(JOB): Filter for the word "CORRELATION" and keep each matching line.

Data entries for graphics

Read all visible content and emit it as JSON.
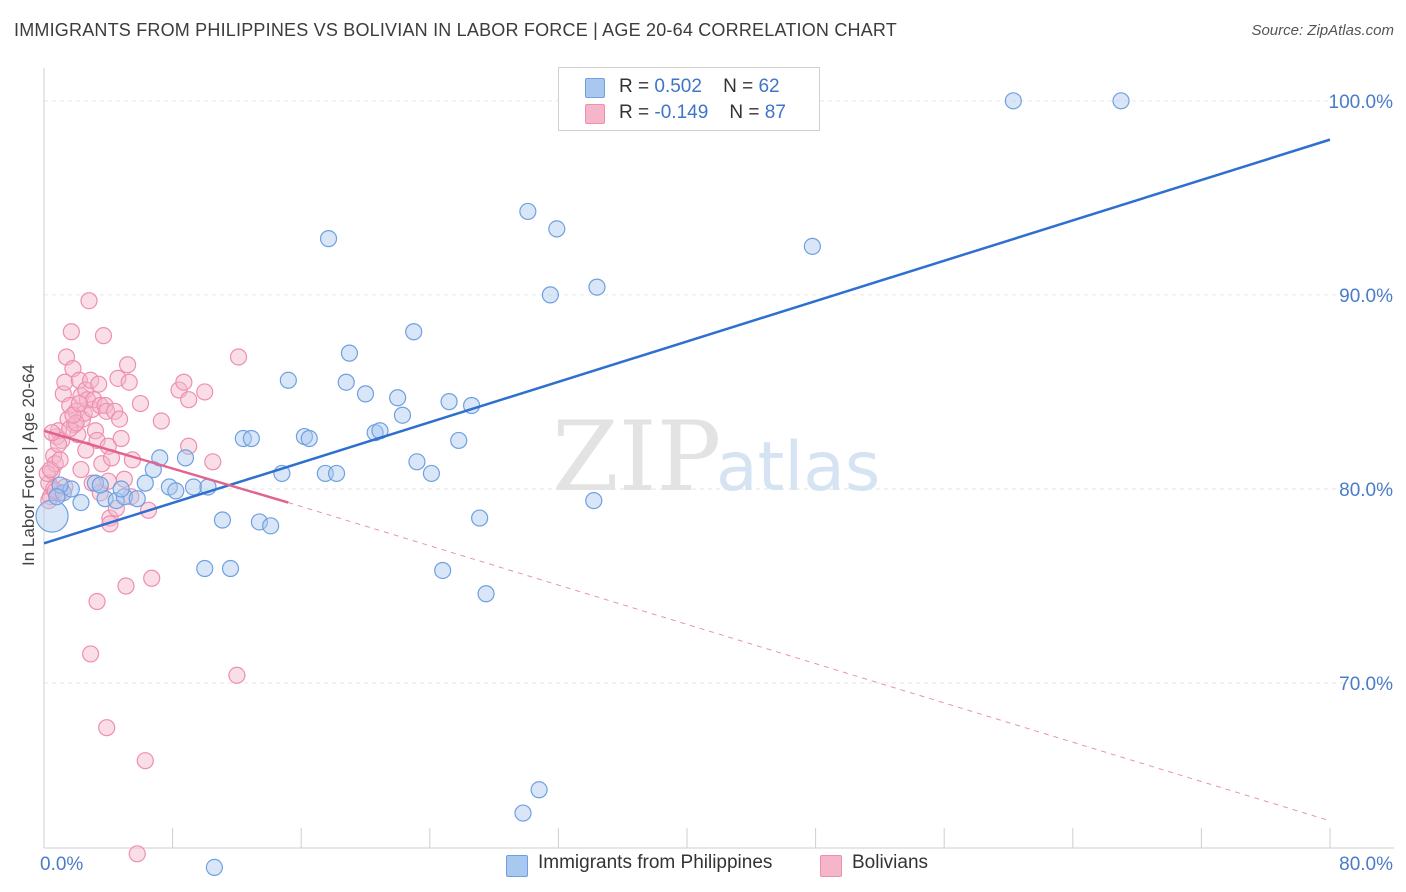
{
  "title": "IMMIGRANTS FROM PHILIPPINES VS BOLIVIAN IN LABOR FORCE | AGE 20-64 CORRELATION CHART",
  "source": "Source: ZipAtlas.com",
  "watermark": {
    "zip": "ZIP",
    "atlas": "atlas"
  },
  "legend": [
    {
      "r_label": "R =",
      "r_value": "0.502",
      "n_label": "N =",
      "n_value": "62",
      "color": "#a9c8f0"
    },
    {
      "r_label": "R =",
      "r_value": "-0.149",
      "n_label": "N =",
      "n_value": "87",
      "color": "#f5b6c9"
    }
  ],
  "chart_data": {
    "type": "scatter",
    "title": "IMMIGRANTS FROM PHILIPPINES VS BOLIVIAN IN LABOR FORCE | AGE 20-64 CORRELATION CHART",
    "xlabel": "",
    "ylabel": "In Labor Force | Age 20-64",
    "xlim": [
      0,
      80
    ],
    "ylim": [
      61.5,
      102
    ],
    "x_tick_labels": [
      {
        "value": 0,
        "label": "0.0%"
      },
      {
        "value": 80,
        "label": "80.0%"
      }
    ],
    "y_tick_labels": [
      {
        "value": 70,
        "label": "70.0%"
      },
      {
        "value": 80,
        "label": "80.0%"
      },
      {
        "value": 90,
        "label": "90.0%"
      },
      {
        "value": 100,
        "label": "100.0%"
      }
    ],
    "grid": true,
    "legend_position": "top-center",
    "series": [
      {
        "name": "Immigrants from Philippines",
        "color": "#6fa0e0",
        "fill": "#a9c8f0",
        "trend": {
          "x": [
            0,
            80
          ],
          "y": [
            77.2,
            98.0
          ],
          "color": "#2f6fcf"
        },
        "points": [
          [
            0.5,
            78.6
          ],
          [
            1.2,
            79.8
          ],
          [
            1.7,
            80.0
          ],
          [
            2.3,
            79.3
          ],
          [
            3.2,
            80.3
          ],
          [
            3.8,
            79.5
          ],
          [
            4.5,
            79.4
          ],
          [
            5.0,
            79.6
          ],
          [
            5.8,
            79.5
          ],
          [
            6.3,
            80.3
          ],
          [
            6.8,
            81.0
          ],
          [
            7.2,
            81.6
          ],
          [
            7.8,
            80.1
          ],
          [
            8.2,
            79.9
          ],
          [
            8.8,
            81.6
          ],
          [
            9.3,
            80.1
          ],
          [
            10.2,
            80.1
          ],
          [
            11.1,
            78.4
          ],
          [
            12.4,
            82.6
          ],
          [
            12.9,
            82.6
          ],
          [
            13.4,
            78.3
          ],
          [
            14.1,
            78.1
          ],
          [
            14.8,
            80.8
          ],
          [
            15.2,
            85.6
          ],
          [
            16.2,
            82.7
          ],
          [
            16.5,
            82.6
          ],
          [
            17.5,
            80.8
          ],
          [
            18.2,
            80.8
          ],
          [
            19.0,
            87.0
          ],
          [
            18.8,
            85.5
          ],
          [
            20.0,
            84.9
          ],
          [
            20.6,
            82.9
          ],
          [
            20.9,
            83.0
          ],
          [
            22.0,
            84.7
          ],
          [
            22.3,
            83.8
          ],
          [
            23.0,
            88.1
          ],
          [
            23.2,
            81.4
          ],
          [
            24.1,
            80.8
          ],
          [
            24.8,
            75.8
          ],
          [
            25.2,
            84.5
          ],
          [
            25.8,
            82.5
          ],
          [
            26.6,
            84.3
          ],
          [
            27.1,
            78.5
          ],
          [
            27.5,
            74.6
          ],
          [
            17.7,
            92.9
          ],
          [
            30.1,
            94.3
          ],
          [
            31.5,
            90.0
          ],
          [
            31.9,
            93.4
          ],
          [
            34.2,
            79.4
          ],
          [
            34.4,
            90.4
          ],
          [
            60.3,
            100.0
          ],
          [
            67.0,
            100.0
          ],
          [
            47.8,
            92.5
          ],
          [
            30.8,
            64.5
          ],
          [
            29.8,
            63.3
          ],
          [
            10.0,
            75.9
          ],
          [
            11.6,
            75.9
          ],
          [
            10.6,
            60.5
          ],
          [
            1.0,
            80.2
          ],
          [
            0.8,
            79.6
          ],
          [
            3.5,
            80.2
          ],
          [
            4.8,
            80.0
          ]
        ]
      },
      {
        "name": "Bolivians",
        "color": "#ee8fae",
        "fill": "#f5b6c9",
        "trend": {
          "x": [
            0,
            15.2
          ],
          "y": [
            83.0,
            79.3
          ],
          "color": "#e0648f",
          "dashed_x": [
            15.2,
            80
          ],
          "dashed_y": [
            79.3,
            62.9
          ]
        },
        "points": [
          [
            0.3,
            80.3
          ],
          [
            0.4,
            79.6
          ],
          [
            0.5,
            80.9
          ],
          [
            0.6,
            81.7
          ],
          [
            0.7,
            81.3
          ],
          [
            0.8,
            82.7
          ],
          [
            0.9,
            83.0
          ],
          [
            1.0,
            79.8
          ],
          [
            1.1,
            82.5
          ],
          [
            1.2,
            84.9
          ],
          [
            1.3,
            85.5
          ],
          [
            1.4,
            86.8
          ],
          [
            1.5,
            83.6
          ],
          [
            1.6,
            84.3
          ],
          [
            1.7,
            88.1
          ],
          [
            1.8,
            86.2
          ],
          [
            1.9,
            83.3
          ],
          [
            2.0,
            84.0
          ],
          [
            2.1,
            82.8
          ],
          [
            2.2,
            85.6
          ],
          [
            2.3,
            84.8
          ],
          [
            2.4,
            83.6
          ],
          [
            2.5,
            83.9
          ],
          [
            2.6,
            85.1
          ],
          [
            2.7,
            84.6
          ],
          [
            2.8,
            89.7
          ],
          [
            2.9,
            85.6
          ],
          [
            3.0,
            84.1
          ],
          [
            3.1,
            84.6
          ],
          [
            3.2,
            83.0
          ],
          [
            3.3,
            82.5
          ],
          [
            3.4,
            85.4
          ],
          [
            3.5,
            84.3
          ],
          [
            3.6,
            81.3
          ],
          [
            3.7,
            87.9
          ],
          [
            3.8,
            84.3
          ],
          [
            3.9,
            84.0
          ],
          [
            4.0,
            82.2
          ],
          [
            4.2,
            81.6
          ],
          [
            4.4,
            84.0
          ],
          [
            4.6,
            85.7
          ],
          [
            4.7,
            83.6
          ],
          [
            4.8,
            82.6
          ],
          [
            5.0,
            80.5
          ],
          [
            5.2,
            86.4
          ],
          [
            5.3,
            85.5
          ],
          [
            5.4,
            79.6
          ],
          [
            5.5,
            81.5
          ],
          [
            6.0,
            84.4
          ],
          [
            6.5,
            78.9
          ],
          [
            7.3,
            83.5
          ],
          [
            8.4,
            85.1
          ],
          [
            8.7,
            85.5
          ],
          [
            9.0,
            84.6
          ],
          [
            9.0,
            82.2
          ],
          [
            10.0,
            85.0
          ],
          [
            10.5,
            81.4
          ],
          [
            12.1,
            86.8
          ],
          [
            4.1,
            78.5
          ],
          [
            4.1,
            78.2
          ],
          [
            3.3,
            74.2
          ],
          [
            5.1,
            75.0
          ],
          [
            6.7,
            75.4
          ],
          [
            2.9,
            71.5
          ],
          [
            3.9,
            67.7
          ],
          [
            6.3,
            66.0
          ],
          [
            12.0,
            70.4
          ],
          [
            5.8,
            61.2
          ],
          [
            0.2,
            80.8
          ],
          [
            0.3,
            79.4
          ],
          [
            0.4,
            81.0
          ],
          [
            0.6,
            80.0
          ],
          [
            0.9,
            82.3
          ],
          [
            1.3,
            80.1
          ],
          [
            1.6,
            83.1
          ],
          [
            2.0,
            83.4
          ],
          [
            2.3,
            81.0
          ],
          [
            2.6,
            82.0
          ],
          [
            3.0,
            80.3
          ],
          [
            3.5,
            79.8
          ],
          [
            4.0,
            80.4
          ],
          [
            4.5,
            79.0
          ],
          [
            0.5,
            82.9
          ],
          [
            0.7,
            79.9
          ],
          [
            1.0,
            81.5
          ],
          [
            1.8,
            83.8
          ],
          [
            2.2,
            84.4
          ]
        ]
      }
    ]
  }
}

(TASK SOLUTION):
  "title": "IMMIGRANTS FROM PHILIPPINES VS BOLIVIAN IN LABOR FORCE | AGE 20-64 CORRELATION CHART",
    "title": "IMMIGRANTS FROM PHILIPPINES VS BOLIVIAN IN LABOR FORCE | AGE 20-64 CORRELATION CHART",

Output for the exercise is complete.